**Objective**. Each entry below should be echoed exactly, with pictures omitted.

start Source data

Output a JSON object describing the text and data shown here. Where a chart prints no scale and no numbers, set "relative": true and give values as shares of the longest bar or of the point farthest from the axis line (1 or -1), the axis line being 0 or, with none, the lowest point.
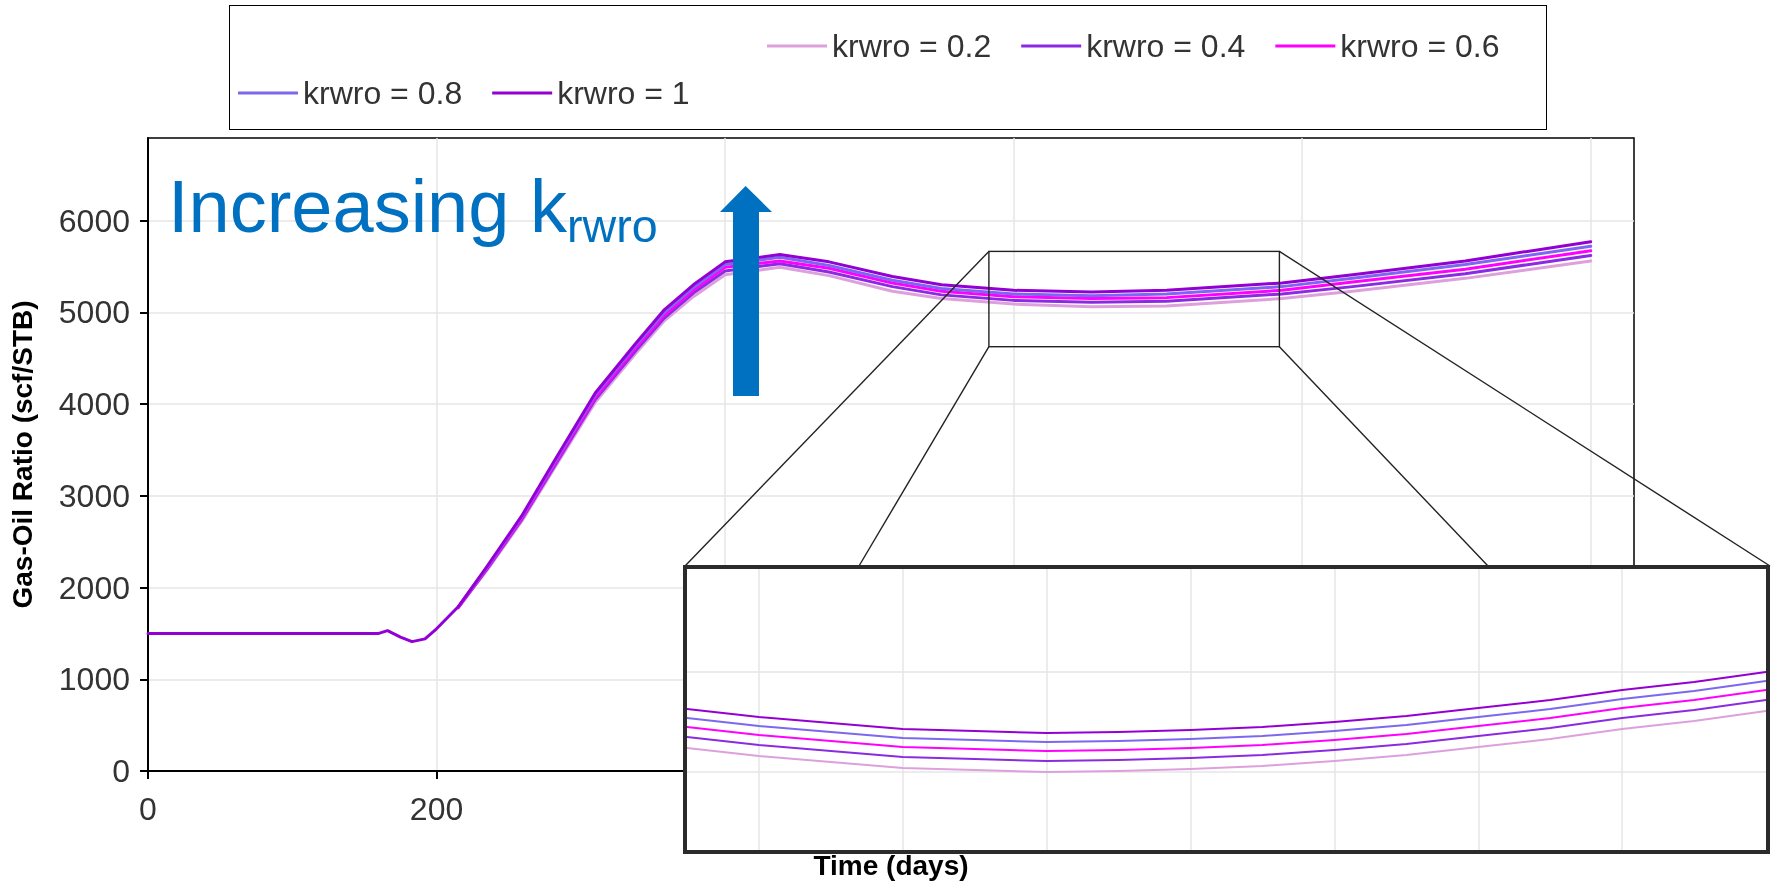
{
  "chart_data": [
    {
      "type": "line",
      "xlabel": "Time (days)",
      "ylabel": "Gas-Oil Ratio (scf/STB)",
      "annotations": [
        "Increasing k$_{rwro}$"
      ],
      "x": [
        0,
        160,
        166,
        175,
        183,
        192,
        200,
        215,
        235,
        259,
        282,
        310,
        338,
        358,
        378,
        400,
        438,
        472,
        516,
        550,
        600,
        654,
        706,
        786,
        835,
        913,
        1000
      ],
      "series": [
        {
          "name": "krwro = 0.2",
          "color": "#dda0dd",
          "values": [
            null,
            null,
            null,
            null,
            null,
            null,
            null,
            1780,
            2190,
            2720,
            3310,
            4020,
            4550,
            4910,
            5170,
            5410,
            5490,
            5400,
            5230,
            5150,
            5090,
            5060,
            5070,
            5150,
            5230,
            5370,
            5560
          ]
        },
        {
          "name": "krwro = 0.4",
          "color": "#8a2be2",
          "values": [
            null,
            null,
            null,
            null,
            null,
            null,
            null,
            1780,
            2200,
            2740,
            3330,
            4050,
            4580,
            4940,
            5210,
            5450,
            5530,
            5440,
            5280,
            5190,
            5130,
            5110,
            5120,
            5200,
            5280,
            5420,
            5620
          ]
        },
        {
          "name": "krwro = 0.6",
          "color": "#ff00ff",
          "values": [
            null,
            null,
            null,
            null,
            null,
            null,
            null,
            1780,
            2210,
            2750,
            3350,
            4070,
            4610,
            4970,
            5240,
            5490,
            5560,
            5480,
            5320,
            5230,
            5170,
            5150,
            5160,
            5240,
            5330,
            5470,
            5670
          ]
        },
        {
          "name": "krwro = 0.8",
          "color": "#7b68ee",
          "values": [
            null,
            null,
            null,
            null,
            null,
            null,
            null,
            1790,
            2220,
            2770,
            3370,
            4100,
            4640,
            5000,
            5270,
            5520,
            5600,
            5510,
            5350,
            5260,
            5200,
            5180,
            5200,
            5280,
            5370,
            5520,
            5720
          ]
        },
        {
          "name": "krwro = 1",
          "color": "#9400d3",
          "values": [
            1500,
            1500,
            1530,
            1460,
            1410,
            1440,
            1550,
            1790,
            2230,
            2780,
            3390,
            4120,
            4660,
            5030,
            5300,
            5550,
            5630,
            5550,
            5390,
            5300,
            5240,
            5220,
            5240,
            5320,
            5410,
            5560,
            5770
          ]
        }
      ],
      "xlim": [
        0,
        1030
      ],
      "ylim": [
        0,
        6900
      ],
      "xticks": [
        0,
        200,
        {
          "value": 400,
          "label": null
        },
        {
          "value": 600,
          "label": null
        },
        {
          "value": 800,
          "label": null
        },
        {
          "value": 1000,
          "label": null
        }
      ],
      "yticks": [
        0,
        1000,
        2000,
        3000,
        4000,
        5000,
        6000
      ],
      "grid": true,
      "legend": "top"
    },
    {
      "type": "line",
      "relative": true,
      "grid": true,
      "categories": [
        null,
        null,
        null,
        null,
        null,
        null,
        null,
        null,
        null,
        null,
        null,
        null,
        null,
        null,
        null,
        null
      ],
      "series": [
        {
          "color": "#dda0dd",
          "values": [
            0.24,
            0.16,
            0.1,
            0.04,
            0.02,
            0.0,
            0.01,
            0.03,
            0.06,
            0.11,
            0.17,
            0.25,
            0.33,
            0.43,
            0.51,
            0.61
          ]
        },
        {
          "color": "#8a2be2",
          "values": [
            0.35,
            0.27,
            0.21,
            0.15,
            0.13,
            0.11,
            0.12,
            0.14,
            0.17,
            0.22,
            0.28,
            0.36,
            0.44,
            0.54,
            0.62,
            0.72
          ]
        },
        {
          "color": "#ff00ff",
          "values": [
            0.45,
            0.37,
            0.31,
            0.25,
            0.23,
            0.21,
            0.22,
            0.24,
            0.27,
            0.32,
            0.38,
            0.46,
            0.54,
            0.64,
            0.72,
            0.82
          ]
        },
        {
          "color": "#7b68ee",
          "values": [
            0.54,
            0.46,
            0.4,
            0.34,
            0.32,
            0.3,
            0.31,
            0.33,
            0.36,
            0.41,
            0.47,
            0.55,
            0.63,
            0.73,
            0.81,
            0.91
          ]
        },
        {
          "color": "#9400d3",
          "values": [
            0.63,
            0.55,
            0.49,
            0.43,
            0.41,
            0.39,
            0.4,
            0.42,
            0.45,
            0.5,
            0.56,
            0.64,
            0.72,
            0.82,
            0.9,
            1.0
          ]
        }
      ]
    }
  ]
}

end Source data

**Result for this task**.
Output a JSON object describing the text and data shown here. Where a chart prints no scale and no numbers, set "relative": true and give values as shares of the longest bar or of the point farthest from the axis line (1 or -1), the axis line being 0 or, with none, the lowest point.
{
  "chart_data": [
    {
      "type": "line",
      "xlabel": "Time (days)",
      "ylabel": "Gas-Oil Ratio (scf/STB)",
      "annotations": [
        "Increasing k$_{rwro}$"
      ],
      "x": [
        0,
        160,
        166,
        175,
        183,
        192,
        200,
        215,
        235,
        259,
        282,
        310,
        338,
        358,
        378,
        400,
        438,
        472,
        516,
        550,
        600,
        654,
        706,
        786,
        835,
        913,
        1000
      ],
      "series": [
        {
          "name": "krwro = 0.2",
          "color": "#dda0dd",
          "values": [
            null,
            null,
            null,
            null,
            null,
            null,
            null,
            1780,
            2190,
            2720,
            3310,
            4020,
            4550,
            4910,
            5170,
            5410,
            5490,
            5400,
            5230,
            5150,
            5090,
            5060,
            5070,
            5150,
            5230,
            5370,
            5560
          ]
        },
        {
          "name": "krwro = 0.4",
          "color": "#8a2be2",
          "values": [
            null,
            null,
            null,
            null,
            null,
            null,
            null,
            1780,
            2200,
            2740,
            3330,
            4050,
            4580,
            4940,
            5210,
            5450,
            5530,
            5440,
            5280,
            5190,
            5130,
            5110,
            5120,
            5200,
            5280,
            5420,
            5620
          ]
        },
        {
          "name": "krwro = 0.6",
          "color": "#ff00ff",
          "values": [
            null,
            null,
            null,
            null,
            null,
            null,
            null,
            1780,
            2210,
            2750,
            3350,
            4070,
            4610,
            4970,
            5240,
            5490,
            5560,
            5480,
            5320,
            5230,
            5170,
            5150,
            5160,
            5240,
            5330,
            5470,
            5670
          ]
        },
        {
          "name": "krwro = 0.8",
          "color": "#7b68ee",
          "values": [
            null,
            null,
            null,
            null,
            null,
            null,
            null,
            1790,
            2220,
            2770,
            3370,
            4100,
            4640,
            5000,
            5270,
            5520,
            5600,
            5510,
            5350,
            5260,
            5200,
            5180,
            5200,
            5280,
            5370,
            5520,
            5720
          ]
        },
        {
          "name": "krwro = 1",
          "color": "#9400d3",
          "values": [
            1500,
            1500,
            1530,
            1460,
            1410,
            1440,
            1550,
            1790,
            2230,
            2780,
            3390,
            4120,
            4660,
            5030,
            5300,
            5550,
            5630,
            5550,
            5390,
            5300,
            5240,
            5220,
            5240,
            5320,
            5410,
            5560,
            5770
          ]
        }
      ],
      "xlim": [
        0,
        1030
      ],
      "ylim": [
        0,
        6900
      ],
      "xticks": [
        0,
        200,
        {
          "value": 400,
          "label": null
        },
        {
          "value": 600,
          "label": null
        },
        {
          "value": 800,
          "label": null
        },
        {
          "value": 1000,
          "label": null
        }
      ],
      "yticks": [
        0,
        1000,
        2000,
        3000,
        4000,
        5000,
        6000
      ],
      "grid": true,
      "legend": "top"
    },
    {
      "type": "line",
      "relative": true,
      "grid": true,
      "categories": [
        null,
        null,
        null,
        null,
        null,
        null,
        null,
        null,
        null,
        null,
        null,
        null,
        null,
        null,
        null,
        null
      ],
      "series": [
        {
          "color": "#dda0dd",
          "values": [
            0.24,
            0.16,
            0.1,
            0.04,
            0.02,
            0.0,
            0.01,
            0.03,
            0.06,
            0.11,
            0.17,
            0.25,
            0.33,
            0.43,
            0.51,
            0.61
          ]
        },
        {
          "color": "#8a2be2",
          "values": [
            0.35,
            0.27,
            0.21,
            0.15,
            0.13,
            0.11,
            0.12,
            0.14,
            0.17,
            0.22,
            0.28,
            0.36,
            0.44,
            0.54,
            0.62,
            0.72
          ]
        },
        {
          "color": "#ff00ff",
          "values": [
            0.45,
            0.37,
            0.31,
            0.25,
            0.23,
            0.21,
            0.22,
            0.24,
            0.27,
            0.32,
            0.38,
            0.46,
            0.54,
            0.64,
            0.72,
            0.82
          ]
        },
        {
          "color": "#7b68ee",
          "values": [
            0.54,
            0.46,
            0.4,
            0.34,
            0.32,
            0.3,
            0.31,
            0.33,
            0.36,
            0.41,
            0.47,
            0.55,
            0.63,
            0.73,
            0.81,
            0.91
          ]
        },
        {
          "color": "#9400d3",
          "values": [
            0.63,
            0.55,
            0.49,
            0.43,
            0.41,
            0.39,
            0.4,
            0.42,
            0.45,
            0.5,
            0.56,
            0.64,
            0.72,
            0.82,
            0.9,
            1.0
          ]
        }
      ]
    }
  ]
}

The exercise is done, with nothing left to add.